GIVEN RECORDS:

_____

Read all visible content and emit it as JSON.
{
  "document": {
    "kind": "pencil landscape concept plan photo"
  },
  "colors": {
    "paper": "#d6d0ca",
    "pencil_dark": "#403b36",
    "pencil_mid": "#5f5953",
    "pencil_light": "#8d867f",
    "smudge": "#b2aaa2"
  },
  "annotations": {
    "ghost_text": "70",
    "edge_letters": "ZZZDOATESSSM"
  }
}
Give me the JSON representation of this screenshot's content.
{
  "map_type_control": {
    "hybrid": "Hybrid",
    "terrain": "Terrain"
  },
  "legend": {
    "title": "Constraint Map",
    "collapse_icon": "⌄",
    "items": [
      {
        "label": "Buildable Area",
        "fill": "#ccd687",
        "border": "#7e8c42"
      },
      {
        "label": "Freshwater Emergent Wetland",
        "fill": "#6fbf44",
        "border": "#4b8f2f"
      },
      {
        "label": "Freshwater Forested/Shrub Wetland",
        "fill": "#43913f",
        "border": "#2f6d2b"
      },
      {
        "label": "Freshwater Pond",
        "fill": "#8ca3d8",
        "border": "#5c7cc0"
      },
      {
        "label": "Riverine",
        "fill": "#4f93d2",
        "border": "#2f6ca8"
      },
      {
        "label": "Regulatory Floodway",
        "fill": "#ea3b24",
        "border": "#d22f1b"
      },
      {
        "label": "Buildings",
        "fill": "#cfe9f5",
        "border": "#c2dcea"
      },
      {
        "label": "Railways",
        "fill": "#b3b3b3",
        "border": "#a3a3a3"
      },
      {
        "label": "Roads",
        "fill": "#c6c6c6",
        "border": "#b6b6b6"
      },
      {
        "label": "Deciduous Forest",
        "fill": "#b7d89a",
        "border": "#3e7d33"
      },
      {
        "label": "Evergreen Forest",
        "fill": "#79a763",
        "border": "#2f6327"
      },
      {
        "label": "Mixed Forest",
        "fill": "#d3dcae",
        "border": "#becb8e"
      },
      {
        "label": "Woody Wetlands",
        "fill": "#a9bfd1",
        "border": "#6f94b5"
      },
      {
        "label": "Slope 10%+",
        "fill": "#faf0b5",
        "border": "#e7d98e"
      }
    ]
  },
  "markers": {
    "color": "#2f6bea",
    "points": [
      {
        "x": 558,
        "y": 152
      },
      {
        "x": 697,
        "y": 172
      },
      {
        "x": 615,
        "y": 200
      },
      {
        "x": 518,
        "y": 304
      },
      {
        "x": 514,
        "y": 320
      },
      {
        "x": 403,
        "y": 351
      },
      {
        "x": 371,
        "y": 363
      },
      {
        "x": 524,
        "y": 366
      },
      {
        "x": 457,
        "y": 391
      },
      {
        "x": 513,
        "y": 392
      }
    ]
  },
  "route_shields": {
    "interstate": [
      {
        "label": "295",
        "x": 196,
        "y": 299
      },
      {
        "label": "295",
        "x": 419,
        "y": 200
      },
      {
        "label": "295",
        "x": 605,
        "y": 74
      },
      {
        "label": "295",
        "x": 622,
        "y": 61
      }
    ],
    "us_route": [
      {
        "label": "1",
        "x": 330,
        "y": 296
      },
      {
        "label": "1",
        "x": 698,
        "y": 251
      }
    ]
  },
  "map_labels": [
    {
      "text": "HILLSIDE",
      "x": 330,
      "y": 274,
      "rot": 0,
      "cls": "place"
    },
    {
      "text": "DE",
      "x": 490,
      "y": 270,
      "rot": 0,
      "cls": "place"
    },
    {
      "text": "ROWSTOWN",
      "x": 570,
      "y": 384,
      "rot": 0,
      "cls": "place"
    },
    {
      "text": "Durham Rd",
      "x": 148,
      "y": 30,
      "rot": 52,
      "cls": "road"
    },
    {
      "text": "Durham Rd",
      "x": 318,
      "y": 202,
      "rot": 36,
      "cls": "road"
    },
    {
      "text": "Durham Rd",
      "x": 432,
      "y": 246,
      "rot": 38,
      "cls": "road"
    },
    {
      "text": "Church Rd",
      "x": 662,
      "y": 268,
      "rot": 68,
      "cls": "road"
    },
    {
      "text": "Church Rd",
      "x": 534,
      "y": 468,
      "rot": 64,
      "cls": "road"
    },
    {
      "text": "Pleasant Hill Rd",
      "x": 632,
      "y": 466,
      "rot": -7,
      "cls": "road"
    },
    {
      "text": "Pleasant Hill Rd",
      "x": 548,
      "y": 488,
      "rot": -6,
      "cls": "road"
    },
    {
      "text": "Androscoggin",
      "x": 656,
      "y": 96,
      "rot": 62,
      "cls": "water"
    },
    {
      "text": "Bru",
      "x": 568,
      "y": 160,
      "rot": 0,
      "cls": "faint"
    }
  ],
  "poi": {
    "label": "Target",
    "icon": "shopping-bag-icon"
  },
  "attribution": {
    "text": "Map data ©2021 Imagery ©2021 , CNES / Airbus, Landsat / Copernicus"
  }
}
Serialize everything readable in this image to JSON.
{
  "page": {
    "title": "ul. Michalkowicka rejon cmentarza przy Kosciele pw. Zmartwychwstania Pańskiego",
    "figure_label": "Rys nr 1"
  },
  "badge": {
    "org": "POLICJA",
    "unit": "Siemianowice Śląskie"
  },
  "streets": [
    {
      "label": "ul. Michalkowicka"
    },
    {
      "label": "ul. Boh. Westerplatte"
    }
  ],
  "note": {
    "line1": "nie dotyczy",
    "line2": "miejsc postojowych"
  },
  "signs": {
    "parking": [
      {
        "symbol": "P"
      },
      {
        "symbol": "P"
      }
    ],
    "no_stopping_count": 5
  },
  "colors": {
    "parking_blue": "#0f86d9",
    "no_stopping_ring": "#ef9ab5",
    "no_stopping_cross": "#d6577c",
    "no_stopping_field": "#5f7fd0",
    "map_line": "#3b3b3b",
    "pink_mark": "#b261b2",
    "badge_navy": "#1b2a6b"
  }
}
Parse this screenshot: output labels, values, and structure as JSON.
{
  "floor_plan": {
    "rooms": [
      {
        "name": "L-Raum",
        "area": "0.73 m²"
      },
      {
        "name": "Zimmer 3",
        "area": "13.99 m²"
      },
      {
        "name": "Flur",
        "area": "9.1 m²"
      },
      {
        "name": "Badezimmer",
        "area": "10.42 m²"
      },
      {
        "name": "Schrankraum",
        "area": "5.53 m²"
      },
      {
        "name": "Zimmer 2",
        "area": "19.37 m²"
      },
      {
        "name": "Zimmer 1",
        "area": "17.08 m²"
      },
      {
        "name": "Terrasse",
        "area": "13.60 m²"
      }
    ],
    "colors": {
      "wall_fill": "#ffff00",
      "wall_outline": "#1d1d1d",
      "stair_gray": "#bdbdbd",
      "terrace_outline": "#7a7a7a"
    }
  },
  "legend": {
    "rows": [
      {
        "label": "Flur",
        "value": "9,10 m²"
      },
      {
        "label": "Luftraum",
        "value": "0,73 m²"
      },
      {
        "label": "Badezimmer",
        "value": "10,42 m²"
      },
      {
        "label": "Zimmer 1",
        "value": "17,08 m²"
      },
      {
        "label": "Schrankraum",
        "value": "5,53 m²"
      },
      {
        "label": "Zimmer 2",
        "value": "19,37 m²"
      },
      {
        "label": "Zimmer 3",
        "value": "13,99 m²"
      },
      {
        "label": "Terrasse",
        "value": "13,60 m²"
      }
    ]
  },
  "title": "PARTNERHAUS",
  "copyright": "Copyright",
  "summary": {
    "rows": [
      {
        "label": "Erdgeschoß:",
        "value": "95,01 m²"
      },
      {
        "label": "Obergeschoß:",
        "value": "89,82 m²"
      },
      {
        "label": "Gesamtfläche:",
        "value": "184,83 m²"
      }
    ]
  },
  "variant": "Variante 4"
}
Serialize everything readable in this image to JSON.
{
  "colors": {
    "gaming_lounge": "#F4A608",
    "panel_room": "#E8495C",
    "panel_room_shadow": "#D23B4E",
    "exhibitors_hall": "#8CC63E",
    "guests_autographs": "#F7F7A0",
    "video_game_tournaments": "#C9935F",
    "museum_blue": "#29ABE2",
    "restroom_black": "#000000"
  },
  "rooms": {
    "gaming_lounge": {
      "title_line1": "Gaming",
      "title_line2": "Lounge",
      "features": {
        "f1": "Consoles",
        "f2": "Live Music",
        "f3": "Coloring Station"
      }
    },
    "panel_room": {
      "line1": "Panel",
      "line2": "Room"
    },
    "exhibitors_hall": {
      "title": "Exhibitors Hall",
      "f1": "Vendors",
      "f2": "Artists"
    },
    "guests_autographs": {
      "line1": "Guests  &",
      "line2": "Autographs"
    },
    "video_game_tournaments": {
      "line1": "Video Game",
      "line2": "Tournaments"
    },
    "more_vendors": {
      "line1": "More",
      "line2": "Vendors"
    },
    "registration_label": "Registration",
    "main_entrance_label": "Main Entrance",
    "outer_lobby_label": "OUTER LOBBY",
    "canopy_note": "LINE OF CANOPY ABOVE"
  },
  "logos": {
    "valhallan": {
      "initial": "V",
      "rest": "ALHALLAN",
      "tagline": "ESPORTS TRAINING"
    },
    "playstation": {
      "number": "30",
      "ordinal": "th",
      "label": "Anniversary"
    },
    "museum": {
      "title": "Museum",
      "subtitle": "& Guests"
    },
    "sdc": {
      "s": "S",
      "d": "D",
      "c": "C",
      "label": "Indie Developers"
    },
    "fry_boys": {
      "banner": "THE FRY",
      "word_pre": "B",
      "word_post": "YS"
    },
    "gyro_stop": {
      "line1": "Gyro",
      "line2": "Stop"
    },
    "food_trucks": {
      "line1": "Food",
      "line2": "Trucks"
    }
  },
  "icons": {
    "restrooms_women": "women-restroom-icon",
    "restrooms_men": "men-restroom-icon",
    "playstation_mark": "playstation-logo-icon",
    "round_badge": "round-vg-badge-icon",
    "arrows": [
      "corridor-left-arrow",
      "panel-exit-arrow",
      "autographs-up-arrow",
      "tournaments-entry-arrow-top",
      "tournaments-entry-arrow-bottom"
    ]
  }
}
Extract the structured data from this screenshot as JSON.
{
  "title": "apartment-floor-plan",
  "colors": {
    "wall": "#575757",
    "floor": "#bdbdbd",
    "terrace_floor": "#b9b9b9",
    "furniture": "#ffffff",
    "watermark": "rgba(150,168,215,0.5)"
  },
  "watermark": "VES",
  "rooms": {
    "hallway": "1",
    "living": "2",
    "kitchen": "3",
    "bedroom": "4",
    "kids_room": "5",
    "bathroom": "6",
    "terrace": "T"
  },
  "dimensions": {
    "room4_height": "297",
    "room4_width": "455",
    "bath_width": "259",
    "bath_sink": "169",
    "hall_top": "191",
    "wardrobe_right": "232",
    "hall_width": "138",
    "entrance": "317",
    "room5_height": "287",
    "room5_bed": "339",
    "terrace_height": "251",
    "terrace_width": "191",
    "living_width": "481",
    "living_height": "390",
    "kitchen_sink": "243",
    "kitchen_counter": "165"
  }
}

_____

TO DO:
From the line containing "Extract the structured" to the last line of the material, please quote every line exactly and only those.

SOLUTION TO THIS PROBLEM:
Extract the structured data from this screenshot as JSON.
{
  "title": "apartment-floor-plan",
  "colors": {
    "wall": "#575757",
    "floor": "#bdbdbd",
    "terrace_floor": "#b9b9b9",
    "furniture": "#ffffff",
    "watermark": "rgba(150,168,215,0.5)"
  },
  "watermark": "VES",
  "rooms": {
    "hallway": "1",
    "living": "2",
    "kitchen": "3",
    "bedroom": "4",
    "kids_room": "5",
    "bathroom": "6",
    "terrace": "T"
  },
  "dimensions": {
    "room4_height": "297",
    "room4_width": "455",
    "bath_width": "259",
    "bath_sink": "169",
    "hall_top": "191",
    "wardrobe_right": "232",
    "hall_width": "138",
    "entrance": "317",
    "room5_height": "287",
    "room5_bed": "339",
    "terrace_height": "251",
    "terrace_width": "191",
    "living_width": "481",
    "living_height": "390",
    "kitchen_sink": "243",
    "kitchen_counter": "165"
  }
}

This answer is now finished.